INPUT DATA –
------------
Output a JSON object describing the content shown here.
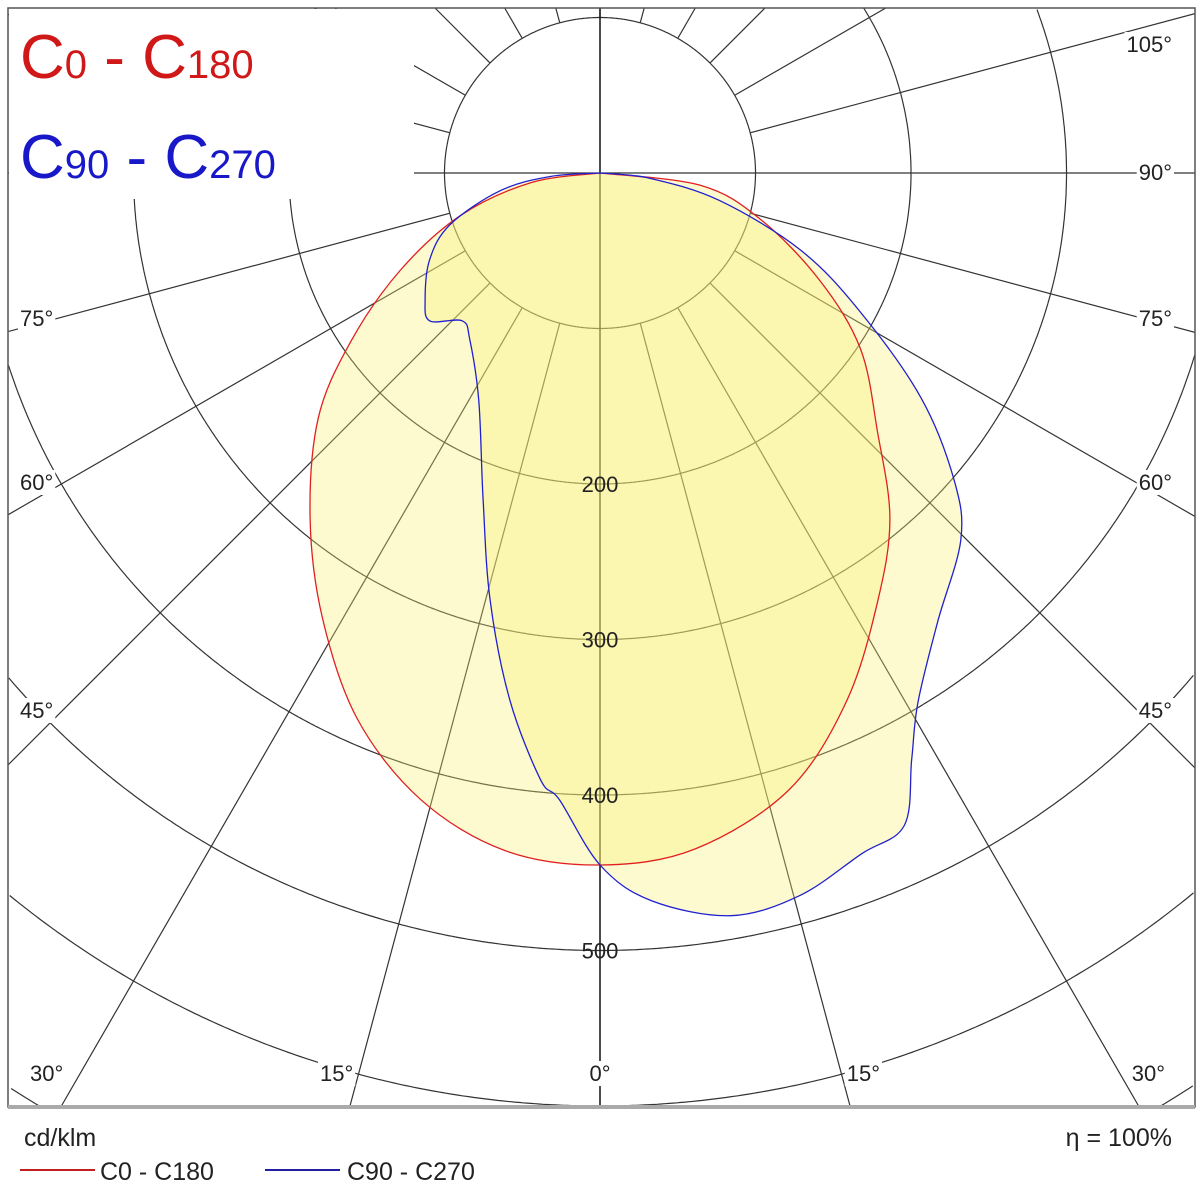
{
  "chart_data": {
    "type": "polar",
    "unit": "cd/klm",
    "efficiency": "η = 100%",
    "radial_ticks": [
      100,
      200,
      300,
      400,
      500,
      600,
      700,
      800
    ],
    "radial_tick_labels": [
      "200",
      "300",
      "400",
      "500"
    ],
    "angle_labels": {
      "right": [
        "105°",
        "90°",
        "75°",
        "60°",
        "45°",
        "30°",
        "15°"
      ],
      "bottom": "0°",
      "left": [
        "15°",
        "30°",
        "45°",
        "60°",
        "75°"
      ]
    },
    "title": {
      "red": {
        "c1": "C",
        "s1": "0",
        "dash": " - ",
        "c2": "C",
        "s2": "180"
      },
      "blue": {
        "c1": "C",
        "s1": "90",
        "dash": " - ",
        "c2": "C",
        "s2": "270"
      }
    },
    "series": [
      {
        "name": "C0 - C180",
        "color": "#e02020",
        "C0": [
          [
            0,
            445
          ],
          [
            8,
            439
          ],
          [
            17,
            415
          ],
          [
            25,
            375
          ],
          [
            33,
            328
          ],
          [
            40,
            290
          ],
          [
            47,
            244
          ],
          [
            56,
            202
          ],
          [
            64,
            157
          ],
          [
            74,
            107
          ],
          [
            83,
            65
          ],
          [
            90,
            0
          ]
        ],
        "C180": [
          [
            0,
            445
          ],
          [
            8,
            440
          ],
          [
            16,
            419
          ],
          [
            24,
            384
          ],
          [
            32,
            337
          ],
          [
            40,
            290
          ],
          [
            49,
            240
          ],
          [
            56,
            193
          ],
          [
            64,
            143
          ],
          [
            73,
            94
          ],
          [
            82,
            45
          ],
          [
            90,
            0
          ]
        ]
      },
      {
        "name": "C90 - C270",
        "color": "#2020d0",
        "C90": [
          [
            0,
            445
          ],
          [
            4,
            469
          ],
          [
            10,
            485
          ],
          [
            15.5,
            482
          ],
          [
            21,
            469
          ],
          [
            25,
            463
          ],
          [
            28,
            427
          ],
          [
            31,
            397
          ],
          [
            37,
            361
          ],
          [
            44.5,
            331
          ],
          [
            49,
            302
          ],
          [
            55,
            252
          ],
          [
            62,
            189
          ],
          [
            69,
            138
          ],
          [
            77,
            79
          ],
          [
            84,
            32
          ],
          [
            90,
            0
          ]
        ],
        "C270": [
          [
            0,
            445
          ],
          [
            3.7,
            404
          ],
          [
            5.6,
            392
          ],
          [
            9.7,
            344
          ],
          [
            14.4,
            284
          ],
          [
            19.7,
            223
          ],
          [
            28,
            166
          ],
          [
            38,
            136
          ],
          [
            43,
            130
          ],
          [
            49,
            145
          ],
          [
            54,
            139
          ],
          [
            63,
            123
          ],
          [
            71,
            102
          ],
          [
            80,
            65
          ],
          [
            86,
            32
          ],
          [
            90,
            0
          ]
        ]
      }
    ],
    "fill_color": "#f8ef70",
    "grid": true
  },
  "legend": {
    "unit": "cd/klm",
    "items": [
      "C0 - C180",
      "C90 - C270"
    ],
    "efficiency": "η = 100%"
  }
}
------------
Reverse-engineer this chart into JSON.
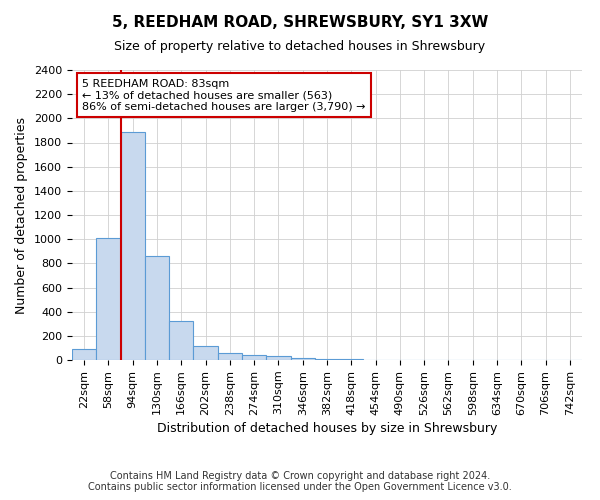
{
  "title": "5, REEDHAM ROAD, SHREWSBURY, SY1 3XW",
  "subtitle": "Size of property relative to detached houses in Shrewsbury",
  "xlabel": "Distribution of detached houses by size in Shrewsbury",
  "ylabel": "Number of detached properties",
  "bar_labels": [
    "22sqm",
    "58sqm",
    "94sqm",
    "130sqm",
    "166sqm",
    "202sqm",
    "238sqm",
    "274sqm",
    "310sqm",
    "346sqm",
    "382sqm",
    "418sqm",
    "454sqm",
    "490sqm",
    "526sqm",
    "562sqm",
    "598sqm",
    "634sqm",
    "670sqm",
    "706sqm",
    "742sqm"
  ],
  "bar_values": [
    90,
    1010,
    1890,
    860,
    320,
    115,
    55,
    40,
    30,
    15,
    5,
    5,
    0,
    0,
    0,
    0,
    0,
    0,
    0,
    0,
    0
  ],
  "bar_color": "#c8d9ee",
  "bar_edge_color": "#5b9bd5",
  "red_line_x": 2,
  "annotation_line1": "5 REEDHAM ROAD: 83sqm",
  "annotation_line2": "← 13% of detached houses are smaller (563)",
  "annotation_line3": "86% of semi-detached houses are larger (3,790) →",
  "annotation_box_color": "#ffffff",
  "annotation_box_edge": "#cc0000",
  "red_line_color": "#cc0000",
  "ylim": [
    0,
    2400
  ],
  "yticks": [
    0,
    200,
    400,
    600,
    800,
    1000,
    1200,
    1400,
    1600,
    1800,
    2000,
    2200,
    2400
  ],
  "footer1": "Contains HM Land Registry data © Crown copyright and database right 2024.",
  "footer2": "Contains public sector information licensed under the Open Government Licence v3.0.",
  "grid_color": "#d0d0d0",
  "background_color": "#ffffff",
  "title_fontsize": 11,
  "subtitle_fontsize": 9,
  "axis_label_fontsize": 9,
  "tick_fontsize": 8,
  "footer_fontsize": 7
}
------------
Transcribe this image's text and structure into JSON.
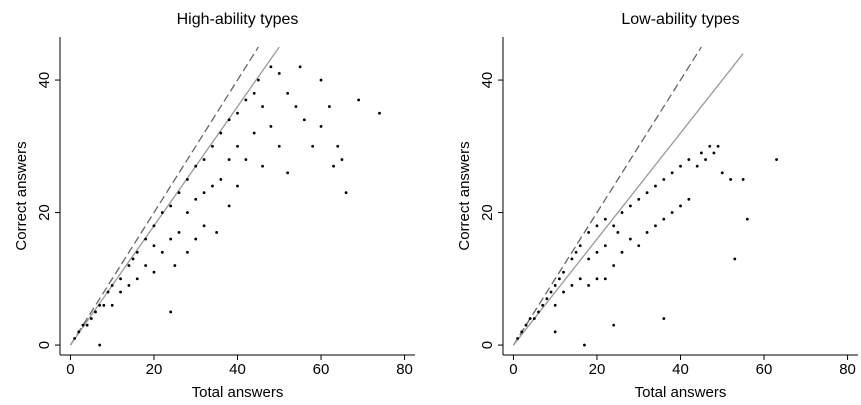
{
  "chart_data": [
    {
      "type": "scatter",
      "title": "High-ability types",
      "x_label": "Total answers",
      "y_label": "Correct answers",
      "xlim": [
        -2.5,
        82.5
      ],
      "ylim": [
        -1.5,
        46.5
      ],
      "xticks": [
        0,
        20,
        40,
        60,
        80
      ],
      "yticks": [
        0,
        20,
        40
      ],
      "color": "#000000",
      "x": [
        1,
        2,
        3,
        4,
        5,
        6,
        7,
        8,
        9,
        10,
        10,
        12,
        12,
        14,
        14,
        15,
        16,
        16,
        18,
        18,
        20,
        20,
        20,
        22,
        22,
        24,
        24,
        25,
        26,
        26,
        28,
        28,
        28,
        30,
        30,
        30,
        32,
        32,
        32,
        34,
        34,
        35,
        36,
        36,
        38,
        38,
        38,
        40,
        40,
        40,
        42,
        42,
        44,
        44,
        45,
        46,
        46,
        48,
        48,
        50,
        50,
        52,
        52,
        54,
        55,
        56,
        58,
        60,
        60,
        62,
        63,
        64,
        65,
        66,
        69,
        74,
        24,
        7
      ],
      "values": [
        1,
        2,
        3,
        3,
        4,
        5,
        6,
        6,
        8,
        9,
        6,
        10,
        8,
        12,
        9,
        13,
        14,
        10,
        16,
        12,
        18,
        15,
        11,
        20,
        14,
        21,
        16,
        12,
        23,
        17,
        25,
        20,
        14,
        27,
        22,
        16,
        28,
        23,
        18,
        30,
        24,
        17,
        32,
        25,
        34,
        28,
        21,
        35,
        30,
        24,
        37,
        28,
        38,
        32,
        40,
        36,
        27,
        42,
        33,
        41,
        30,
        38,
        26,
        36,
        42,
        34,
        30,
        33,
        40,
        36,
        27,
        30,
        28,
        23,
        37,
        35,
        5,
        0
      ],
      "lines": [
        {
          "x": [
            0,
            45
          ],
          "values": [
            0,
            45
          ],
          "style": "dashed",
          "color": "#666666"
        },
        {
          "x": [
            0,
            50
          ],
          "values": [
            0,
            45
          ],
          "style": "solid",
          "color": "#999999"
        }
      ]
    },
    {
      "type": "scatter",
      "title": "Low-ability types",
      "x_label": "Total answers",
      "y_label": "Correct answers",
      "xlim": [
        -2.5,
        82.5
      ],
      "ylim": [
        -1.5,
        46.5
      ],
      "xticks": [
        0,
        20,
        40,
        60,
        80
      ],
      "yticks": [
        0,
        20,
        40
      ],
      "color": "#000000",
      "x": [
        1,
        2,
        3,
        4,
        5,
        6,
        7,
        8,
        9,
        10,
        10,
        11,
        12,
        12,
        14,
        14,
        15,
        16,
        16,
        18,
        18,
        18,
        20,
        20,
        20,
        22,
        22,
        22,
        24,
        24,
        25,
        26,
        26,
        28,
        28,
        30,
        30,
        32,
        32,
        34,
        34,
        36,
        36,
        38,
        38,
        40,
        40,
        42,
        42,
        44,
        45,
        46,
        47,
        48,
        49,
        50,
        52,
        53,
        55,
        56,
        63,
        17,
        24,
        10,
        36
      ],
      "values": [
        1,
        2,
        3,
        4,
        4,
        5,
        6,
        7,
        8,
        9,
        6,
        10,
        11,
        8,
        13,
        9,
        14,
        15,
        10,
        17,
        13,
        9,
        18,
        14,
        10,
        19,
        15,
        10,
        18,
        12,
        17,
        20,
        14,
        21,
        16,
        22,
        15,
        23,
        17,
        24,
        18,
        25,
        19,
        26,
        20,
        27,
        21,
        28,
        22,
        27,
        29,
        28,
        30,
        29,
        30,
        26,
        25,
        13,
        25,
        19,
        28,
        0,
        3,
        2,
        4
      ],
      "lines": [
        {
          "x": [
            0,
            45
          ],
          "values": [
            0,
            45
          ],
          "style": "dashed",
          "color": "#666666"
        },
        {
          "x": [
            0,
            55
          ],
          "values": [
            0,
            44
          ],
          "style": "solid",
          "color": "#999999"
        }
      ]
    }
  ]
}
------------
Search the lines above for the string "right" and copy each line that has it.

EXERCISE OUTPUT –
      "right": [
  "footer1": "Contains HM Land Registry data © Crown copyright and database right 2024.",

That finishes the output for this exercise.